Search the listing for "title" and copy every line where it appears.

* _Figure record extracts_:

* Begin *

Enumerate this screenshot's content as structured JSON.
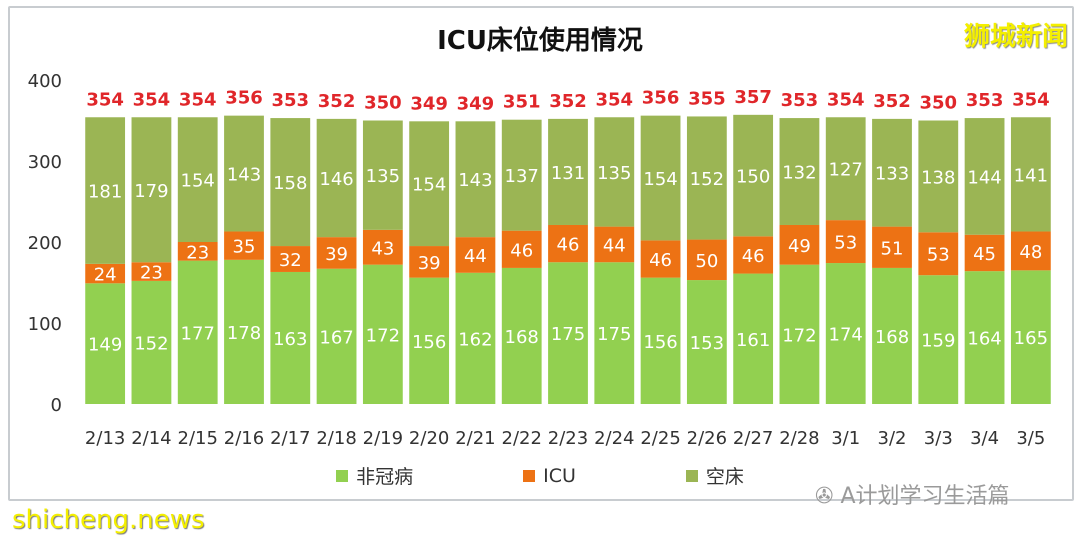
{
  "title": "ICU床位使用情况",
  "logo": "狮城新闻",
  "watermark": "shicheng.news",
  "wechat_source": "A计划学习生活篇",
  "colors": {
    "non_covid": "#92d050",
    "icu": "#ed7214",
    "empty": "#9bb554",
    "total_label": "#e0262a"
  },
  "chart_data": {
    "type": "bar",
    "stacked": true,
    "title": "ICU床位使用情况",
    "categories": [
      "2/13",
      "2/14",
      "2/15",
      "2/16",
      "2/17",
      "2/18",
      "2/19",
      "2/20",
      "2/21",
      "2/22",
      "2/23",
      "2/24",
      "2/25",
      "2/26",
      "2/27",
      "2/28",
      "3/1",
      "3/2",
      "3/3",
      "3/4",
      "3/5"
    ],
    "series": [
      {
        "name": "非冠病",
        "values": [
          149,
          152,
          177,
          178,
          163,
          167,
          172,
          156,
          162,
          168,
          175,
          175,
          156,
          153,
          161,
          172,
          174,
          168,
          159,
          164,
          165
        ]
      },
      {
        "name": "ICU",
        "values": [
          24,
          23,
          23,
          35,
          32,
          39,
          43,
          39,
          44,
          46,
          46,
          44,
          46,
          50,
          46,
          49,
          53,
          51,
          53,
          45,
          48
        ]
      },
      {
        "name": "空床",
        "values": [
          181,
          179,
          154,
          143,
          158,
          146,
          135,
          154,
          143,
          137,
          131,
          135,
          154,
          152,
          150,
          132,
          127,
          133,
          138,
          144,
          141
        ]
      }
    ],
    "totals": [
      354,
      354,
      354,
      356,
      353,
      352,
      350,
      349,
      349,
      351,
      352,
      354,
      356,
      355,
      357,
      353,
      354,
      352,
      350,
      353,
      354
    ],
    "ylim": [
      0,
      400
    ],
    "yticks": [
      0,
      100,
      200,
      300,
      400
    ],
    "grid": false,
    "legend": "bottom"
  }
}
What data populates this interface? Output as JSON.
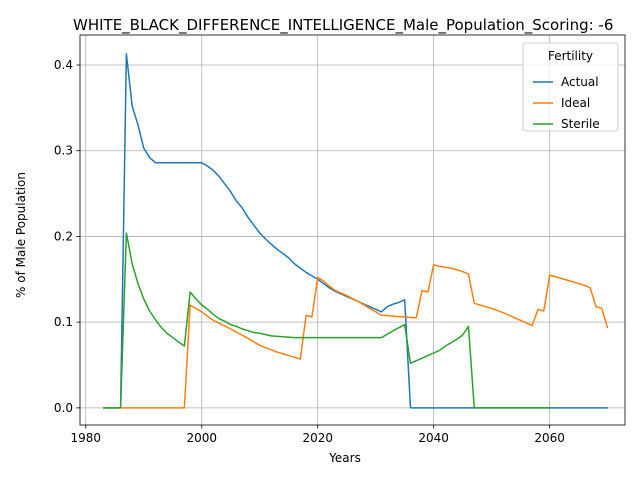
{
  "chart_data": {
    "type": "line",
    "title": "WHITE_BLACK_DIFFERENCE_INTELLIGENCE_Male_Population_Scoring: -6",
    "xlabel": "Years",
    "ylabel": "% of Male Population",
    "xlim": [
      1979,
      2073
    ],
    "ylim": [
      -0.02,
      0.435
    ],
    "xticks": [
      1980,
      2000,
      2020,
      2040,
      2060
    ],
    "yticks": [
      0.0,
      0.1,
      0.2,
      0.3,
      0.4
    ],
    "xtick_labels": [
      "1980",
      "2000",
      "2020",
      "2040",
      "2060"
    ],
    "ytick_labels": [
      "0.0",
      "0.1",
      "0.2",
      "0.3",
      "0.4"
    ],
    "grid": true,
    "legend": {
      "title": "Fertility",
      "placement": "top-right",
      "entries": [
        "Actual",
        "Ideal",
        "Sterile"
      ]
    },
    "series": [
      {
        "name": "Actual",
        "color": "#1f77b4",
        "x": [
          1983,
          1986,
          1987,
          1988,
          1989,
          1990,
          1991,
          1992,
          1993,
          1994,
          1995,
          1996,
          1997,
          1998,
          1999,
          2000,
          2001,
          2002,
          2003,
          2004,
          2005,
          2006,
          2007,
          2008,
          2009,
          2010,
          2011,
          2012,
          2013,
          2014,
          2015,
          2016,
          2017,
          2018,
          2019,
          2020,
          2021,
          2022,
          2023,
          2024,
          2025,
          2026,
          2027,
          2028,
          2029,
          2030,
          2031,
          2032,
          2033,
          2034,
          2035,
          2036,
          2037,
          2040,
          2050,
          2060,
          2070
        ],
        "y": [
          0.0,
          0.0,
          0.413,
          0.352,
          0.33,
          0.303,
          0.292,
          0.286,
          0.286,
          0.286,
          0.286,
          0.286,
          0.286,
          0.286,
          0.286,
          0.286,
          0.282,
          0.277,
          0.27,
          0.261,
          0.252,
          0.241,
          0.233,
          0.222,
          0.213,
          0.204,
          0.197,
          0.191,
          0.185,
          0.18,
          0.175,
          0.168,
          0.163,
          0.158,
          0.154,
          0.15,
          0.145,
          0.14,
          0.136,
          0.133,
          0.13,
          0.127,
          0.124,
          0.121,
          0.118,
          0.115,
          0.112,
          0.118,
          0.121,
          0.123,
          0.126,
          0.0,
          0.0,
          0.0,
          0.0,
          0.0,
          0.0
        ]
      },
      {
        "name": "Ideal",
        "color": "#ff7f0e",
        "x": [
          1983,
          1986,
          1990,
          1995,
          1997,
          1998,
          2000,
          2002,
          2005,
          2008,
          2010,
          2013,
          2015,
          2017,
          2018,
          2019,
          2020,
          2021,
          2022,
          2023,
          2025,
          2027,
          2029,
          2030,
          2031,
          2033,
          2035,
          2037,
          2038,
          2039,
          2040,
          2041,
          2043,
          2045,
          2046,
          2047,
          2050,
          2052,
          2055,
          2057,
          2058,
          2059,
          2060,
          2063,
          2066,
          2067,
          2068,
          2069,
          2070
        ],
        "y": [
          0.0,
          0.0,
          0.0,
          0.0,
          0.0,
          0.12,
          0.112,
          0.102,
          0.092,
          0.081,
          0.073,
          0.065,
          0.061,
          0.057,
          0.108,
          0.106,
          0.152,
          0.148,
          0.142,
          0.137,
          0.131,
          0.124,
          0.116,
          0.112,
          0.108,
          0.107,
          0.106,
          0.105,
          0.137,
          0.135,
          0.167,
          0.165,
          0.163,
          0.159,
          0.156,
          0.122,
          0.116,
          0.111,
          0.102,
          0.096,
          0.115,
          0.113,
          0.155,
          0.149,
          0.143,
          0.14,
          0.118,
          0.116,
          0.093
        ]
      },
      {
        "name": "Sterile",
        "color": "#2ca02c",
        "x": [
          1983,
          1986,
          1987,
          1988,
          1989,
          1990,
          1991,
          1992,
          1993,
          1994,
          1995,
          1996,
          1997,
          1998,
          1999,
          2000,
          2001,
          2002,
          2003,
          2004,
          2005,
          2006,
          2007,
          2008,
          2009,
          2010,
          2012,
          2014,
          2016,
          2018,
          2020,
          2025,
          2031,
          2033,
          2035,
          2036,
          2037,
          2038,
          2039,
          2040,
          2041,
          2042,
          2043,
          2044,
          2045,
          2046,
          2047,
          2050,
          2055,
          2060
        ],
        "y": [
          0.0,
          0.0,
          0.204,
          0.168,
          0.145,
          0.127,
          0.113,
          0.103,
          0.094,
          0.087,
          0.082,
          0.077,
          0.072,
          0.135,
          0.127,
          0.12,
          0.115,
          0.109,
          0.104,
          0.101,
          0.097,
          0.095,
          0.092,
          0.09,
          0.088,
          0.087,
          0.084,
          0.083,
          0.082,
          0.082,
          0.082,
          0.082,
          0.082,
          0.09,
          0.097,
          0.052,
          0.055,
          0.058,
          0.061,
          0.064,
          0.067,
          0.072,
          0.076,
          0.08,
          0.085,
          0.095,
          0.0,
          0.0,
          0.0,
          0.0
        ]
      }
    ]
  }
}
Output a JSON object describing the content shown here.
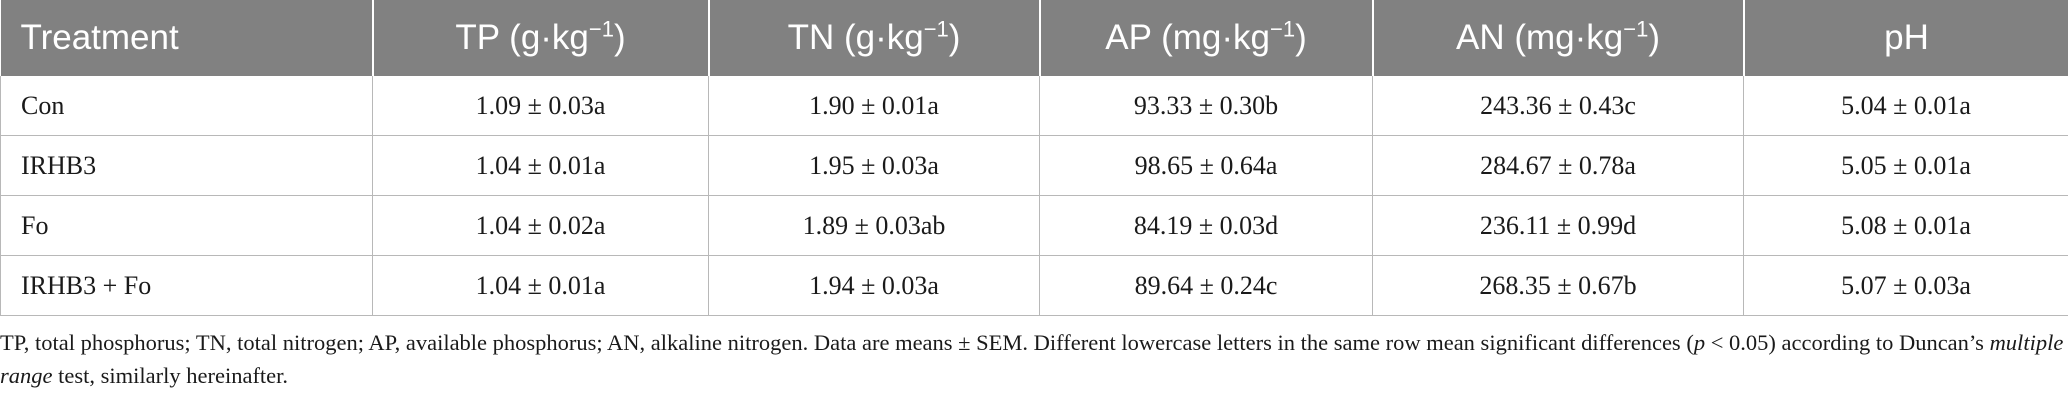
{
  "table": {
    "headers": [
      {
        "label": "Treatment",
        "unit": ""
      },
      {
        "label": "TP (g·kg",
        "unit": "−1",
        "close": ")"
      },
      {
        "label": "TN (g·kg",
        "unit": "−1",
        "close": ")"
      },
      {
        "label": "AP (mg·kg",
        "unit": "−1",
        "close": ")"
      },
      {
        "label": "AN (mg·kg",
        "unit": "−1",
        "close": ")"
      },
      {
        "label": "pH",
        "unit": ""
      }
    ],
    "rows": [
      [
        "Con",
        "1.09 ± 0.03a",
        "1.90 ± 0.01a",
        "93.33 ± 0.30b",
        "243.36 ± 0.43c",
        "5.04 ± 0.01a"
      ],
      [
        "IRHB3",
        "1.04 ± 0.01a",
        "1.95 ± 0.03a",
        "98.65 ± 0.64a",
        "284.67 ± 0.78a",
        "5.05 ± 0.01a"
      ],
      [
        "Fo",
        "1.04 ± 0.02a",
        "1.89 ± 0.03ab",
        "84.19 ± 0.03d",
        "236.11 ± 0.99d",
        "5.08 ± 0.01a"
      ],
      [
        "IRHB3 + Fo",
        "1.04 ± 0.01a",
        "1.94 ± 0.03a",
        "89.64 ± 0.24c",
        "268.35 ± 0.67b",
        "5.07 ± 0.03a"
      ]
    ]
  },
  "footnote": {
    "part1": "TP, total phosphorus; TN, total nitrogen; AP, available phosphorus; AN, alkaline nitrogen. Data are means ± SEM. Different lowercase letters in the same row mean significant differences (",
    "p": "p",
    "part2": " < 0.05) according to Duncan’s ",
    "italic": "multiple range",
    "part3": " test, similarly hereinafter."
  }
}
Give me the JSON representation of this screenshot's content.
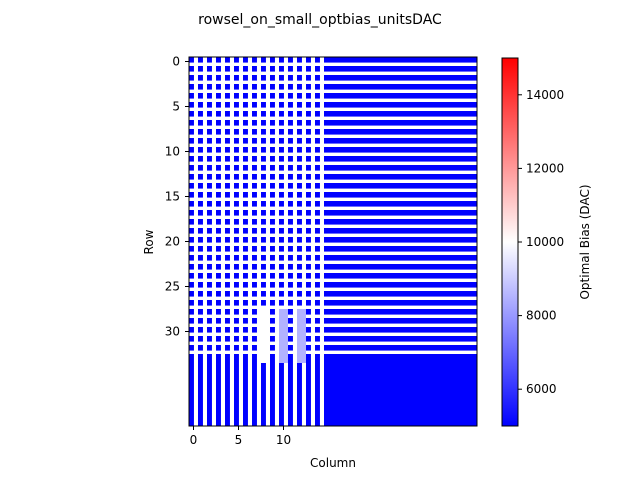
{
  "chart_data": {
    "type": "heatmap",
    "title": "rowsel_on_small_optbias_unitsDAC",
    "xlabel": "Column",
    "ylabel": "Row",
    "x_ticks": [
      0,
      5,
      10
    ],
    "y_ticks": [
      0,
      5,
      10,
      15,
      20,
      25,
      30
    ],
    "xlim": [
      -0.5,
      31.5
    ],
    "ylim": [
      -0.5,
      40.5
    ],
    "colorbar": {
      "label": "Optimal Bias (DAC)",
      "colormap": "bwr",
      "vmin": 5000,
      "vmax": 15000,
      "ticks": [
        6000,
        8000,
        10000,
        12000,
        14000
      ],
      "tick_labels": [
        "6000",
        "8000",
        "10000",
        "12000",
        "14000"
      ]
    },
    "grid": false,
    "description_values": {
      "background_value": 5000,
      "gap_value": 10000,
      "pixel_value": 5000,
      "pixel_rows": 33,
      "pixel_columns": 15,
      "bar_columns": [
        8,
        10,
        12
      ],
      "bar_values": [
        10000,
        8500,
        8500
      ],
      "bar_row_range": [
        28,
        33
      ]
    }
  },
  "colors": {
    "low": "#0000ff",
    "mid": "#ffffff",
    "high": "#ff0000",
    "axis": "#000000"
  }
}
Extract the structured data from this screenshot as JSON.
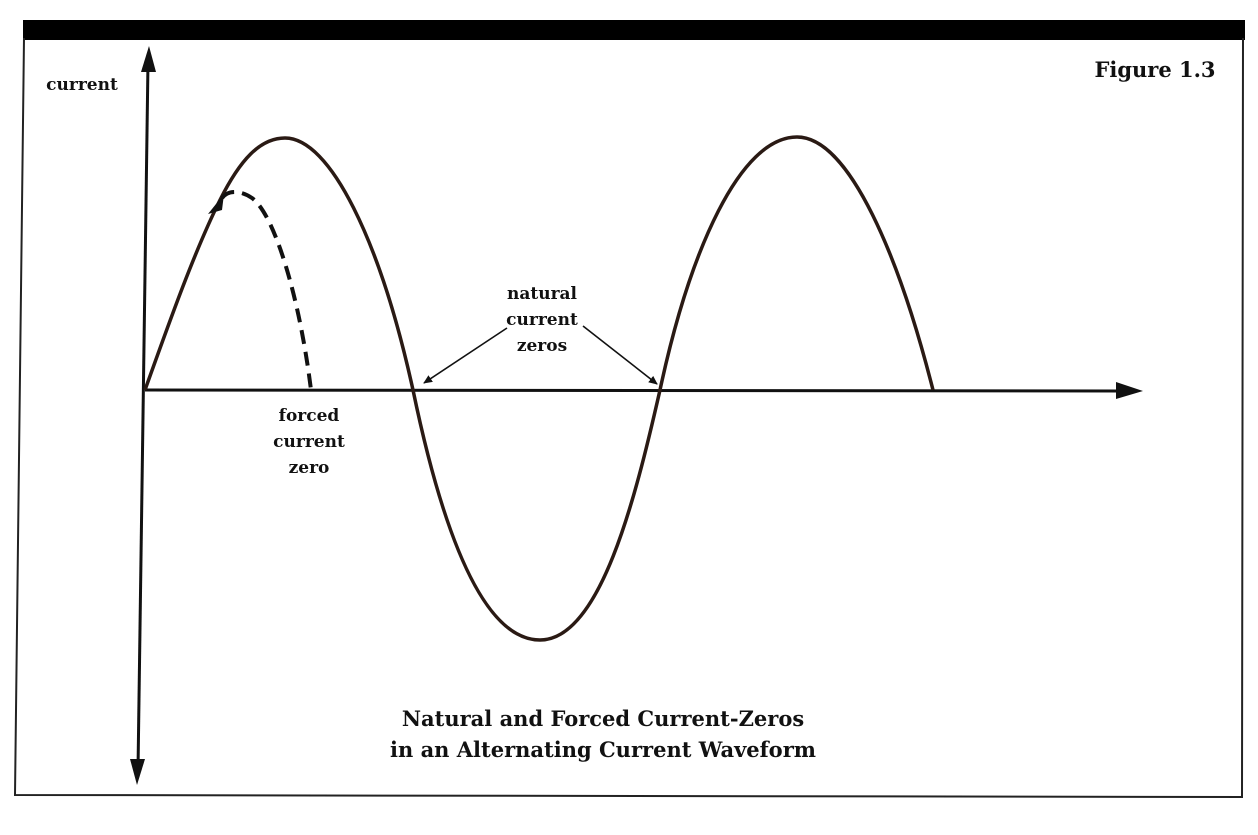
{
  "figure_label": "Figure 1.3",
  "axis": {
    "y_label": "current"
  },
  "annotations": {
    "natural": [
      "natural",
      "current",
      "zeros"
    ],
    "forced": [
      "forced",
      "current",
      "zero"
    ]
  },
  "caption": [
    "Natural and Forced Current-Zeros",
    "in an Alternating Current Waveform"
  ],
  "colors": {
    "ink": "#111111",
    "background": "#ffffff",
    "waveform": "#2a1a14"
  }
}
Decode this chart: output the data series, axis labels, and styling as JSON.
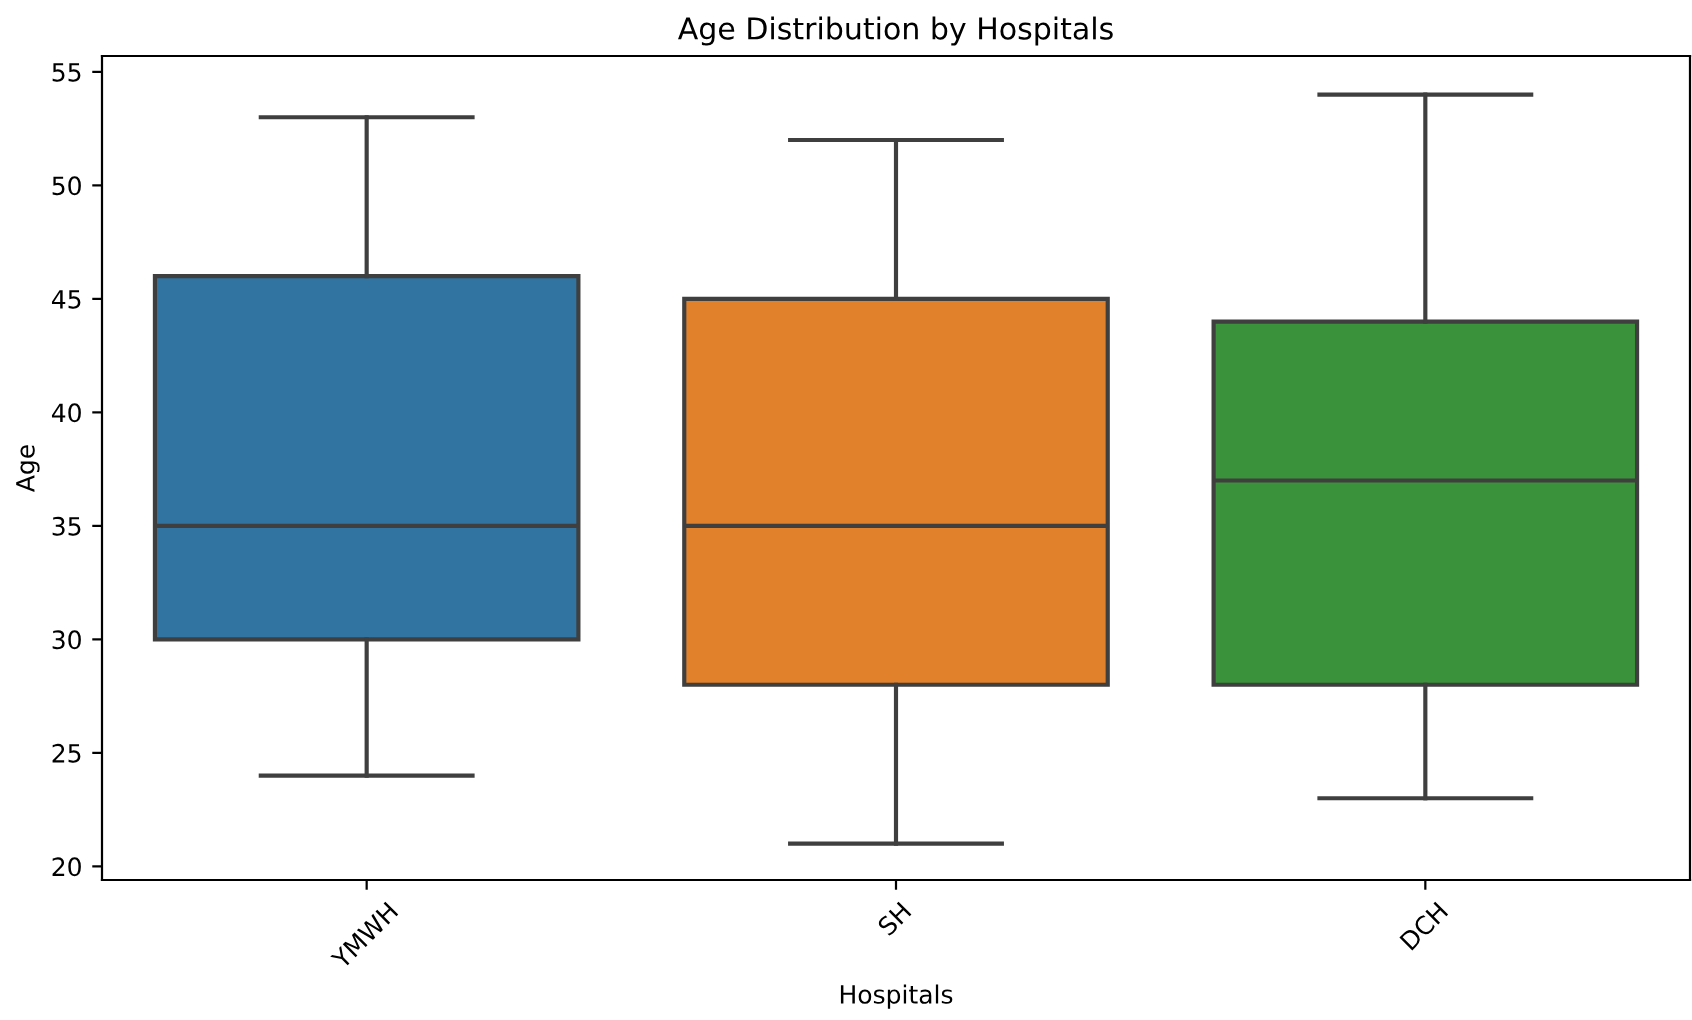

* End *

* _Reply_:
  "title": "ICU床位使用情况",
    "title": "ICU床位使用情况",
    "title": "WHITE_BLACK_DIFFERENCE_INTELLIGENCE_Male_Population_Scoring: -6",
      "title": "Fertility",
    "title": "rowsel_on_small_optbias_unitsDAC",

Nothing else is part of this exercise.